**What the task requires:**
Here are some records; quote them exactly, leaving out the pictures.

(Stored records)
______________________________

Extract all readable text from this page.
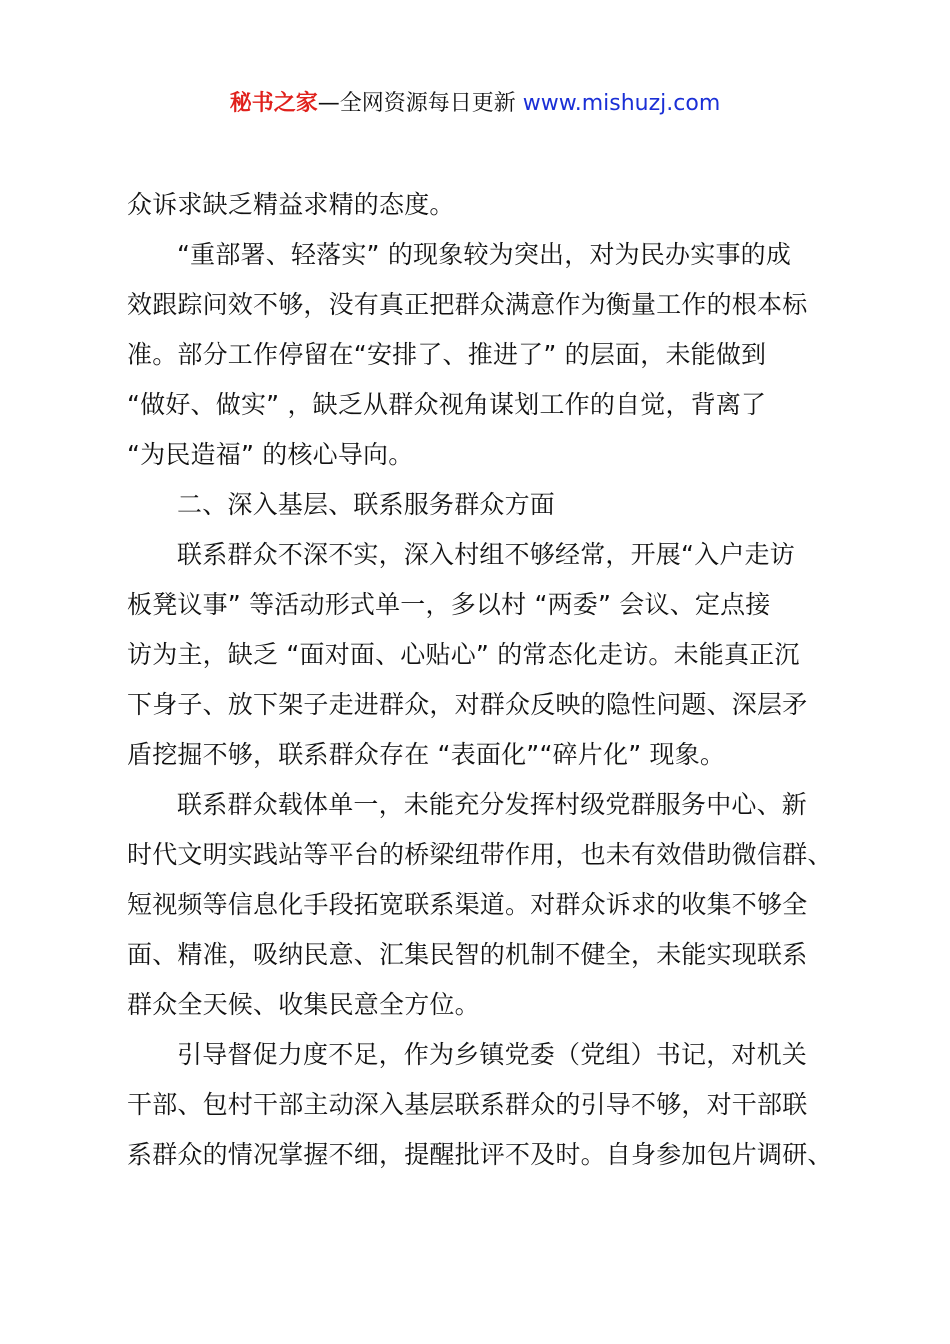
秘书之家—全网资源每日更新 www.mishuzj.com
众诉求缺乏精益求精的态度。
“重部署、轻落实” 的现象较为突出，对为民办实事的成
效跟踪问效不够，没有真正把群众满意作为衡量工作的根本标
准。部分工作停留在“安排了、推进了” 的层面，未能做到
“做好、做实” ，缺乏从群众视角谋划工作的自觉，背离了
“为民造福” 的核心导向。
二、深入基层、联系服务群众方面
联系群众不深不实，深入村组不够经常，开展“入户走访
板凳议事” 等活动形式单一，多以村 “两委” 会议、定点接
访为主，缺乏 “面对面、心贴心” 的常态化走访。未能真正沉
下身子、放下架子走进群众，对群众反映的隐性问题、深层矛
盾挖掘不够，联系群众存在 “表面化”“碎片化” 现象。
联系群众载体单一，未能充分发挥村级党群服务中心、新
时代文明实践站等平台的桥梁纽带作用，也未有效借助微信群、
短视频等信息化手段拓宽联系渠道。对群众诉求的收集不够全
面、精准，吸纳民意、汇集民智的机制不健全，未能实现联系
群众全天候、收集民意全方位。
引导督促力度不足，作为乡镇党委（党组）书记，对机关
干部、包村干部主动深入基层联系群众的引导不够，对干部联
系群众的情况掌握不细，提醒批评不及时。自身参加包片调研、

______________________________

**Task output:**
Extract all readable text from this page.
秘书之家—全网资源每日更新 www.mishuzj.com
众诉求缺乏精益求精的态度。
“重部署、轻落实” 的现象较为突出，对为民办实事的成
效跟踪问效不够，没有真正把群众满意作为衡量工作的根本标
准。部分工作停留在“安排了、推进了” 的层面，未能做到
“做好、做实” ，缺乏从群众视角谋划工作的自觉，背离了
“为民造福” 的核心导向。
二、深入基层、联系服务群众方面
联系群众不深不实，深入村组不够经常，开展“入户走访
板凳议事” 等活动形式单一，多以村 “两委” 会议、定点接
访为主，缺乏 “面对面、心贴心” 的常态化走访。未能真正沉
下身子、放下架子走进群众，对群众反映的隐性问题、深层矛
盾挖掘不够，联系群众存在 “表面化”“碎片化” 现象。
联系群众载体单一，未能充分发挥村级党群服务中心、新
时代文明实践站等平台的桥梁纽带作用，也未有效借助微信群、
短视频等信息化手段拓宽联系渠道。对群众诉求的收集不够全
面、精准，吸纳民意、汇集民智的机制不健全，未能实现联系
群众全天候、收集民意全方位。
引导督促力度不足，作为乡镇党委（党组）书记，对机关
干部、包村干部主动深入基层联系群众的引导不够，对干部联
系群众的情况掌握不细，提醒批评不及时。自身参加包片调研、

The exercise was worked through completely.